**What this task involves:**
Where the string "from" occurs in the material below, report the whole line.

**Dataset excerpts:**
———
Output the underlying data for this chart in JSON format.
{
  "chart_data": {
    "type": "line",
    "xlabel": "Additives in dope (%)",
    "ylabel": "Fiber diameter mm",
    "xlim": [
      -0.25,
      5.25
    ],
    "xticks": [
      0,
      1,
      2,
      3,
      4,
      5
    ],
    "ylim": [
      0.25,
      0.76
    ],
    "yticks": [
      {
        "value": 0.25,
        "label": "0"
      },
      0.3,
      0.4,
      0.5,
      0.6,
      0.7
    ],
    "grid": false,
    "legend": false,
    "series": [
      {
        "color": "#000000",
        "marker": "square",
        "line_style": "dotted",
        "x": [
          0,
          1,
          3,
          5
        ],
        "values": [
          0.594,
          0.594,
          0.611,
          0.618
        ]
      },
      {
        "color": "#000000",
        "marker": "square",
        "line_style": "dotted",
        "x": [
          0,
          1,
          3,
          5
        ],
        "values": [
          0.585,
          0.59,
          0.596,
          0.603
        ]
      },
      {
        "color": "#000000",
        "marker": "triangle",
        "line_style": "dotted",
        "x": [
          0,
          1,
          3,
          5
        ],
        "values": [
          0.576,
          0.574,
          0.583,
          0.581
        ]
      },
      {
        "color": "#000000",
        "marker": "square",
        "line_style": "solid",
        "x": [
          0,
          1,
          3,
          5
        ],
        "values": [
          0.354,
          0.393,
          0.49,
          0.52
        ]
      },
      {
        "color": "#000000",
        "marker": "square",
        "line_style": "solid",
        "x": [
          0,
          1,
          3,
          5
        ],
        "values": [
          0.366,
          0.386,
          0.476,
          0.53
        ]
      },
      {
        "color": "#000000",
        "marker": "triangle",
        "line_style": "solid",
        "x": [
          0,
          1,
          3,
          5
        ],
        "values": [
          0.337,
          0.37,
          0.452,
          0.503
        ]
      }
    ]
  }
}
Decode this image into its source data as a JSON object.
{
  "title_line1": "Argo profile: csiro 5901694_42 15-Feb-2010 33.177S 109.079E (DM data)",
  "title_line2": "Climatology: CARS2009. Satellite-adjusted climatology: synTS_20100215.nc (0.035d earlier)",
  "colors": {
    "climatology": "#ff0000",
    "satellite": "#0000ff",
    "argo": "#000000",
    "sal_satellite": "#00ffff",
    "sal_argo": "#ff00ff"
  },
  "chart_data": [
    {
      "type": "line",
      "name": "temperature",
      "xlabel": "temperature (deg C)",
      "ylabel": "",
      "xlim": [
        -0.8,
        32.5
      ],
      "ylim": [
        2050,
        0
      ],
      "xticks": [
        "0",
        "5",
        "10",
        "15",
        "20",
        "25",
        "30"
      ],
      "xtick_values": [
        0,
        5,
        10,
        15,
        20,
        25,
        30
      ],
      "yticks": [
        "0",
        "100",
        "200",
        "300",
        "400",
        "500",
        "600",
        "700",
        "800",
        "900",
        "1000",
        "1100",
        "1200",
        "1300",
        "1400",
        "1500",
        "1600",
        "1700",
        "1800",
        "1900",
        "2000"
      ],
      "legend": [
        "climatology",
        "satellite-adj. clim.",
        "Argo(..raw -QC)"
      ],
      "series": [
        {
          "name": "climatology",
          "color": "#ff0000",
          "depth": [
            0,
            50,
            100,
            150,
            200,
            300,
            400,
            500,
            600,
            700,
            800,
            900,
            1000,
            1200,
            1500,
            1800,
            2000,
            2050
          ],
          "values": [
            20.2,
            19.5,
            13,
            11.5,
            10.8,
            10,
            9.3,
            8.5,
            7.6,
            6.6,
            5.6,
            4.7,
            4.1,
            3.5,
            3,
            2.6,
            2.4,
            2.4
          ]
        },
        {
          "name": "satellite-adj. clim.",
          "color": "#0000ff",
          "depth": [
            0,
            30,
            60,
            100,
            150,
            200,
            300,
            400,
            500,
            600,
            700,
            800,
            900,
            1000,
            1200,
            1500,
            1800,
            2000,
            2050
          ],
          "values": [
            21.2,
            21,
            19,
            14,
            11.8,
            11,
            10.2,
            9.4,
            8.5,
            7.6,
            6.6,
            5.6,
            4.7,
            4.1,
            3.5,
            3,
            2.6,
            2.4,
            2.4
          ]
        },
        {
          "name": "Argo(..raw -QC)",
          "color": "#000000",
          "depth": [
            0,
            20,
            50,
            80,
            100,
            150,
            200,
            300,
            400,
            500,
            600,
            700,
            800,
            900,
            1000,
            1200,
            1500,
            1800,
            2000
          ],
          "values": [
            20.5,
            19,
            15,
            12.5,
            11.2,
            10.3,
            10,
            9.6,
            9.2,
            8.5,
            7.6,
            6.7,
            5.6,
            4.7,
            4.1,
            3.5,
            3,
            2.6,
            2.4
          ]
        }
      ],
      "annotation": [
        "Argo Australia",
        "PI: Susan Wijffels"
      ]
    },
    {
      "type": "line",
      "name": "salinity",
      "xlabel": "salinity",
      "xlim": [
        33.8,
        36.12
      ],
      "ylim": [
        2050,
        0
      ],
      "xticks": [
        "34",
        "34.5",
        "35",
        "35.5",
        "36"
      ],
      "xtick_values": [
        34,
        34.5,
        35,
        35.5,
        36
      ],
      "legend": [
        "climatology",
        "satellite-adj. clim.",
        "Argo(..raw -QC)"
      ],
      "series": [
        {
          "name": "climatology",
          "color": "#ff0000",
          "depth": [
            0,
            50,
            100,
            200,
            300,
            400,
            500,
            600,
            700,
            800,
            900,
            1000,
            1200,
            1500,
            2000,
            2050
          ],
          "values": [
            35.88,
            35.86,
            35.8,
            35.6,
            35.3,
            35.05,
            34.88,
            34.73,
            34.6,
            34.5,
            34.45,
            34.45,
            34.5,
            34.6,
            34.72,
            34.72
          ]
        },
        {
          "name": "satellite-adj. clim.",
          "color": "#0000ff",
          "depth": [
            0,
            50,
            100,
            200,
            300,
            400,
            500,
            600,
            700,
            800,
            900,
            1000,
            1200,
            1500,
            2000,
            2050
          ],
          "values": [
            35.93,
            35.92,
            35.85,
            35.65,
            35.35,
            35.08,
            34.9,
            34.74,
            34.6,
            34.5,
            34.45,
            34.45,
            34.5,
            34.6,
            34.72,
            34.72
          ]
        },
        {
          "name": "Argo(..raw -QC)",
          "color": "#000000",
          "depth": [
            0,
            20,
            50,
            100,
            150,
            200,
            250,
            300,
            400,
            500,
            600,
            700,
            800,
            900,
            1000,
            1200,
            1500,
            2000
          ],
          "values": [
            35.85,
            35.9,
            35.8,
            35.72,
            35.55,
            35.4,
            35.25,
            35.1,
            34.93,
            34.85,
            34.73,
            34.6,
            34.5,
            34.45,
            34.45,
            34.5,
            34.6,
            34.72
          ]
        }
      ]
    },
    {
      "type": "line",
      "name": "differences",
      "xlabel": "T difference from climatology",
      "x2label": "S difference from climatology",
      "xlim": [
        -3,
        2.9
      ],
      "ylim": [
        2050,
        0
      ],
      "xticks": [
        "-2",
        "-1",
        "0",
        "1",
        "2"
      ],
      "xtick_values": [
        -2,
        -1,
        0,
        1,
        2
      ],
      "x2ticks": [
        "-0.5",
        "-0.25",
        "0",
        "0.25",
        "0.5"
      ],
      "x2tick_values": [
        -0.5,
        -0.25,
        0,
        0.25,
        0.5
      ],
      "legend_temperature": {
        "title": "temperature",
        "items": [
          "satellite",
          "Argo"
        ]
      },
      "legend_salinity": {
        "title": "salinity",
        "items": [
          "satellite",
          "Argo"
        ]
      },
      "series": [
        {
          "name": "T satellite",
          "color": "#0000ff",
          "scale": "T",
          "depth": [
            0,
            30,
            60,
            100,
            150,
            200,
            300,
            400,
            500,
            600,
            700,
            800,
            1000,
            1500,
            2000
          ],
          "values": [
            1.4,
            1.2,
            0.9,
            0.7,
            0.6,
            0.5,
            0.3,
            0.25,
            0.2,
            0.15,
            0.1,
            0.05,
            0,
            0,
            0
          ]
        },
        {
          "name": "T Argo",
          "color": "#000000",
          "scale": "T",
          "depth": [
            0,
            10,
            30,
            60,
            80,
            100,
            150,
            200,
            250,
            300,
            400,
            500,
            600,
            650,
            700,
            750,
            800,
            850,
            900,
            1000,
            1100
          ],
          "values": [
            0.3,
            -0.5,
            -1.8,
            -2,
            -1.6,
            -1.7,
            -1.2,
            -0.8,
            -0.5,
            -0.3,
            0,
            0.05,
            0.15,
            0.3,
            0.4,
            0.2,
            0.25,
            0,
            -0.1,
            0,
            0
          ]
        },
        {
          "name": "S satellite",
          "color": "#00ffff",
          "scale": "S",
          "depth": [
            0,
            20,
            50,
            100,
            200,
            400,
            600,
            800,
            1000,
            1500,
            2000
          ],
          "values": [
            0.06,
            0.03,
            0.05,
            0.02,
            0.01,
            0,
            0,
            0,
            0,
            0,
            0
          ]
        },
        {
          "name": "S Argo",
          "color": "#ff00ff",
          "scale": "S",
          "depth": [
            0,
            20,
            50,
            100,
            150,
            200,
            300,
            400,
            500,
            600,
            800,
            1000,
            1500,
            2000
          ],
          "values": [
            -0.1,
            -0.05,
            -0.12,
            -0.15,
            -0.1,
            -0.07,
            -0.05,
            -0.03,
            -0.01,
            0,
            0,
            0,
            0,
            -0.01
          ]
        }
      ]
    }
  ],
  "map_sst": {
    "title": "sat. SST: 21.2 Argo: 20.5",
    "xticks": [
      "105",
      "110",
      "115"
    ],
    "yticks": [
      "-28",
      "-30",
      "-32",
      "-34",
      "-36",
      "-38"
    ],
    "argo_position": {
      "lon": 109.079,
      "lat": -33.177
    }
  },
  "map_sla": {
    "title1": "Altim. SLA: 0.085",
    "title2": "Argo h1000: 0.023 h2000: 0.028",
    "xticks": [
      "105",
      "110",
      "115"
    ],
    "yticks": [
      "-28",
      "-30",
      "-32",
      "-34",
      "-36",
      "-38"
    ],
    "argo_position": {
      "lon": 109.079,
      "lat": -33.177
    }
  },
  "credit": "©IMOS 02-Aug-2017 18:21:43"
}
———
**Exercise response:**
      "xlabel": "T difference from climatology",
      "x2label": "S difference from climatology",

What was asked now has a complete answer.